### ZIEL
Setze den Ausgangstext über die abgelehnte Deckungszusage im Streit um die gemietete Zahnarztpraxis im Anschluss an seinen letzten Satz fort.

### AUSGANGSTEXT

Mit Schreiben vom 4. März 1998 (GA 34) forderte der Kläger die Beklagte auf, eine Deckungszusage für diesen Rechtsstreit (7 O 435/97 LG Düsseldorf) zu erteilen.

Zur Begründung des Deckungsschutzbegehrens hat der Kläger der Beklagten folgenden Sachverhalt unterbreitet:

Im Jahre 1987 habe er eine Zahnarztpraxis gemietet. Seit Mitte 1995 hätten sich Undichtigkeiten der Dachterrasse über dem Behandlungsraum gezeigt. Es sei danach zu Feuchtigkeitserscheinungen sowie einer Ameisenplage in den Behandlungsräumen gekommen, die sich auch 1996 wiederholt habe. Ursächlich für diese Erscheinungen seien Baumängel, die bereits 1987 bestanden hätten und von dem Vermieter bei Abschluß des Mietvertrages verschwiegen worden seien.

Nachdem der Vermieter trotz Aufforderung zur Mängelbeseitigung nicht angemessen reagierte habe, habe er ab Juli 1997 die Miete gemindert und die fristlose Kündigung des Mietvertrages zum 31. Januar 1998 erklärt.

Die Beklagte lehnte die Deckung mit Schreiben vom 16. April 1998 (GA 35) ab und begründete dies damit, die Mängel bestünden seit 1987. Daher sei der Versicherungsfall nach § 14 Abs. 3 ARB 75 in unversicherter Zeit eingetreten.

### BEREITGESTELLTES MATERIAL

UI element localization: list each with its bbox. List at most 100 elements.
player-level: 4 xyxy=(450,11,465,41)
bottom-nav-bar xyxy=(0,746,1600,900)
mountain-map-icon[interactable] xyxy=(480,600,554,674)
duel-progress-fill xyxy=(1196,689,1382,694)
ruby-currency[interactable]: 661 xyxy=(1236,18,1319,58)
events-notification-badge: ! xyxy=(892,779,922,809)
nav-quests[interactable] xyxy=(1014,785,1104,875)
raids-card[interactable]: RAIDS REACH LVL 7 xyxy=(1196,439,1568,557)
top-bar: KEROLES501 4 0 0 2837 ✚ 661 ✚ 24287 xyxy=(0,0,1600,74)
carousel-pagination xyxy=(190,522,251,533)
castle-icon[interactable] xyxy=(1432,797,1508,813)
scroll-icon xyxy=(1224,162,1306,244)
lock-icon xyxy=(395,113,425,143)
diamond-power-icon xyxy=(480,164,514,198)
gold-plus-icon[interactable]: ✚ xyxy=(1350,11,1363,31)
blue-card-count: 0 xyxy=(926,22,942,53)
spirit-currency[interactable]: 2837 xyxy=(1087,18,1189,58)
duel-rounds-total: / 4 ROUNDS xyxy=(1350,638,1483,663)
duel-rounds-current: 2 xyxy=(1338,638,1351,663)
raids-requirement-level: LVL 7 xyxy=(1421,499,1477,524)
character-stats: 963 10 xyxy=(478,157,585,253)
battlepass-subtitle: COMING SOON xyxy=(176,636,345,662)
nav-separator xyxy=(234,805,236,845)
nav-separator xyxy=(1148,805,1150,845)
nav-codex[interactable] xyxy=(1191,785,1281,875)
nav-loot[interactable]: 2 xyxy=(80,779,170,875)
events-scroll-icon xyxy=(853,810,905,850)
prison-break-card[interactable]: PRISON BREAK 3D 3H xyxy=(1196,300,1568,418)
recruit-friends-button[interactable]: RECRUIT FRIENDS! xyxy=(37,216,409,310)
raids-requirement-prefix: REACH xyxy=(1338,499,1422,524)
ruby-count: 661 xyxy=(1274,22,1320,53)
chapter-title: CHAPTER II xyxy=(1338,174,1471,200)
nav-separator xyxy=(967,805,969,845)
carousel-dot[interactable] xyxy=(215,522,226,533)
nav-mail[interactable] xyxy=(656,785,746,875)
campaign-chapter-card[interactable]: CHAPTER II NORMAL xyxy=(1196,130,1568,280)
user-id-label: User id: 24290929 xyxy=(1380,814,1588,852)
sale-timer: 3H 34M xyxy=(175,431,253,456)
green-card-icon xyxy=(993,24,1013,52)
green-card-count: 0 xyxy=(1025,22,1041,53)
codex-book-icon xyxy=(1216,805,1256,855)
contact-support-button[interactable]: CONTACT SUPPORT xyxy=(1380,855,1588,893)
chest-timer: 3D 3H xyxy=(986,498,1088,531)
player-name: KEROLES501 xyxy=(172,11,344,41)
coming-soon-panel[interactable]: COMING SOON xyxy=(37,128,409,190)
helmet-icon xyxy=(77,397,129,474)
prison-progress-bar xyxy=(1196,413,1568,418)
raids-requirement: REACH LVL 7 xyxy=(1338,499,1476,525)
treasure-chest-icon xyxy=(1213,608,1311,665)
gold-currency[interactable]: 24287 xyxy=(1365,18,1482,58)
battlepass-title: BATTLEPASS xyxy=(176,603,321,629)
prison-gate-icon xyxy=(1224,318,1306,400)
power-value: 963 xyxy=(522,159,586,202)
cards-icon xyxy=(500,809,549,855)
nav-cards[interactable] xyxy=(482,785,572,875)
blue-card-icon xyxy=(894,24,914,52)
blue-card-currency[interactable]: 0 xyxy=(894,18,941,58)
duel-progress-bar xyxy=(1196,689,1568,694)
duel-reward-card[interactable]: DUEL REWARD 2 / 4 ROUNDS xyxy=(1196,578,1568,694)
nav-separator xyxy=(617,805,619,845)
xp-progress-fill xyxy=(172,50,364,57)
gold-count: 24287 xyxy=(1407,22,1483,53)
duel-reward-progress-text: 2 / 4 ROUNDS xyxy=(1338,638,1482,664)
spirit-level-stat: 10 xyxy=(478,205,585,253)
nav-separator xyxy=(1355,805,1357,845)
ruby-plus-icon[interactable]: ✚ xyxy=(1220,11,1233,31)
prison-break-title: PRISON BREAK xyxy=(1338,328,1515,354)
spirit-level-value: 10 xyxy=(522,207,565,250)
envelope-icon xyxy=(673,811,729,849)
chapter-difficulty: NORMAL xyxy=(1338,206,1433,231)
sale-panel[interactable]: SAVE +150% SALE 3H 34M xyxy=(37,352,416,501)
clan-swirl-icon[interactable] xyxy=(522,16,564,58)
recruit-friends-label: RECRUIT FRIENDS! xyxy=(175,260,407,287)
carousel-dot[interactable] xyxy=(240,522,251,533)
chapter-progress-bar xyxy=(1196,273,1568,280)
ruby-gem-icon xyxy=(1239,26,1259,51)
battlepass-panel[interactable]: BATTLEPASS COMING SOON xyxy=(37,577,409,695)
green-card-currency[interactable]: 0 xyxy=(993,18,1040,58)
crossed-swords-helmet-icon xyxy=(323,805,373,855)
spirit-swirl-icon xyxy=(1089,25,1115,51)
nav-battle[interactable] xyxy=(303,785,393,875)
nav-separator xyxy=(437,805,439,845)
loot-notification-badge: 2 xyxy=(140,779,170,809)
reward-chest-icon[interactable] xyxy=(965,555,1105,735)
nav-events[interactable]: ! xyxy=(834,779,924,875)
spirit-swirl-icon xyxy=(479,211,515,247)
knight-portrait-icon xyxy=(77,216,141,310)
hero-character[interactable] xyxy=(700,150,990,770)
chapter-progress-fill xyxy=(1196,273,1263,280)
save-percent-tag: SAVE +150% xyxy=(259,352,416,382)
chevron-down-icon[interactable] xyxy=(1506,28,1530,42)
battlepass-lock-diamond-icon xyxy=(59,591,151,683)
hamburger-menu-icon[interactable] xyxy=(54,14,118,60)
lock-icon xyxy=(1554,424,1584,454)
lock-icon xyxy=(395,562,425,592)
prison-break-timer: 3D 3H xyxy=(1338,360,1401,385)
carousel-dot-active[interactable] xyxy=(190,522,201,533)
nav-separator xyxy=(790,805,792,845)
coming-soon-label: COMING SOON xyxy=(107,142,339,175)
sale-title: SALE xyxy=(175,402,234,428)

### ANTWORT
Der Kläger hat gemeint, sowohl für die Verteidigung gegen die Klage wie auch für die Widerklage sei nach § 14 Abs. 1 ARB 75 abzustellen auf den Eintritt der Schäden ab 1995 und nicht auf die Schadensursache, die in den spätestens 1987 vorliegenden baulichen Mängeln zu sehen sei.

Die Widerklage sei schlüssig. Da die Beklagte sich zur Ablehnung der Deckungszusage nur auf die Vorvertraglichkeit berufen habe, komme es darauf allerdings ohnehin nicht mehr an. Fehlende Schlüssigkeit dürfe die Beklagte nicht mehr einwenden.

Der Kläger hat beantragt,

die Beklagte zu verurteilen, eine Verpflichtungserklärung für die Übernahme der Kosten des Rechtsstreits des Klägers gegen Herrn E G beim Landgericht Düsseldorf.(Az.: 7 O 435/97) abzugeben;

hilfsweise,

festzustellen, daß die Beklagte verpflichtet ist, die Kosten des Rechtsstreits des Klägers gegen Herrn G beim Landgericht Düsseldorf (Az.: 7 O 435/97) zu tragen.

Die Beklagte hat beantragt,

die Klage abzuweisen.

Sie hat vorgetragen, die Klage sei unzulässig, da mit der Widerklage zum Grund der gegen den Vermieter geltend gemachten Schadensersatzansprüche nicht schriftlich vorgetragen sei.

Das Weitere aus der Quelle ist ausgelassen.